- [Exercise directions]
Copy the items starting at the line containing "skip-next-icon[interactable] xyxy=(294,756,322,788)" and ending at the line containing "pause-button[interactable] xyxy=(181,736,251,806)", reproducing each one exactly.

- [Stored data]
--- begin ---
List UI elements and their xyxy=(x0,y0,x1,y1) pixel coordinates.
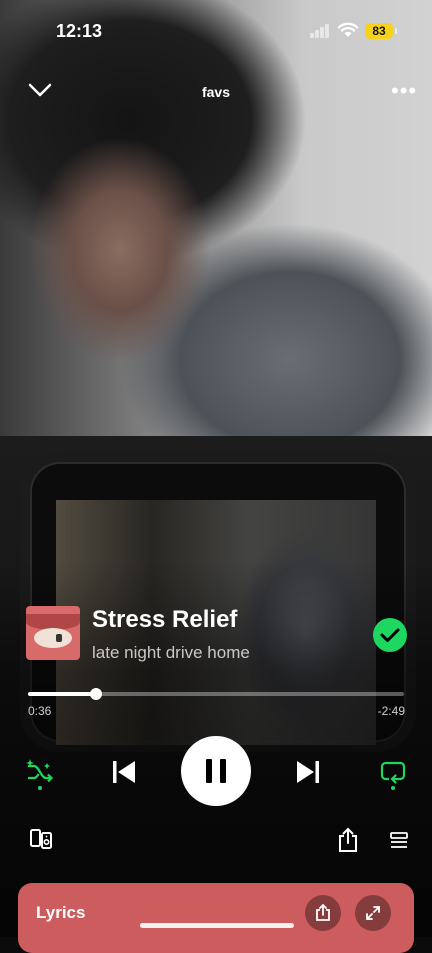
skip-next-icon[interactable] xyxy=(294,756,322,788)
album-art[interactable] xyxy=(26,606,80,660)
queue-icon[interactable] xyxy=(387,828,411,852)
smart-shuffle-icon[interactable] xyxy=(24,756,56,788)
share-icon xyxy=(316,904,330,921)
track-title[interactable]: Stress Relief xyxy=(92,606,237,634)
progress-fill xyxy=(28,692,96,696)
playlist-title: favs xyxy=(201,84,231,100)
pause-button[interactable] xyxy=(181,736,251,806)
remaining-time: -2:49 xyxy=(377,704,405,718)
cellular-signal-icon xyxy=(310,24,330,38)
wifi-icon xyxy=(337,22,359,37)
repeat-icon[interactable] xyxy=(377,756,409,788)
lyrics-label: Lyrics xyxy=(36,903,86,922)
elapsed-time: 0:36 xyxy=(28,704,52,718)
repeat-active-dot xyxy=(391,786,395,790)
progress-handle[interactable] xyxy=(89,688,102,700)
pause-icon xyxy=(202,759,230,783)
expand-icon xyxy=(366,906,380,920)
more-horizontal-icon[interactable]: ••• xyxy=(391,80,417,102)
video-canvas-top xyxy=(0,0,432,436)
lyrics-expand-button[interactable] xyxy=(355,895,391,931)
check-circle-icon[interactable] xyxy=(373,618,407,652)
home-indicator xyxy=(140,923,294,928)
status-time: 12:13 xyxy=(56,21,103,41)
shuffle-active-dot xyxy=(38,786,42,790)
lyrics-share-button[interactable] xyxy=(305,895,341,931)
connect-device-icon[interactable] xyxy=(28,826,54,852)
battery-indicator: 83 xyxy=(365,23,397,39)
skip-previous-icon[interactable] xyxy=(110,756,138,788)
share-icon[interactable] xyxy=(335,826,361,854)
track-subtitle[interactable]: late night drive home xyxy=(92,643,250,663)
--- end ---
- [The answer]
skip-next-icon[interactable] xyxy=(294,756,322,788)
album-art[interactable] xyxy=(26,606,80,660)
queue-icon[interactable] xyxy=(387,828,411,852)
smart-shuffle-icon[interactable] xyxy=(24,756,56,788)
share-icon xyxy=(316,904,330,921)
track-title[interactable]: Stress Relief xyxy=(92,606,237,634)
progress-fill xyxy=(28,692,96,696)
playlist-title: favs xyxy=(201,84,231,100)
pause-button[interactable] xyxy=(181,736,251,806)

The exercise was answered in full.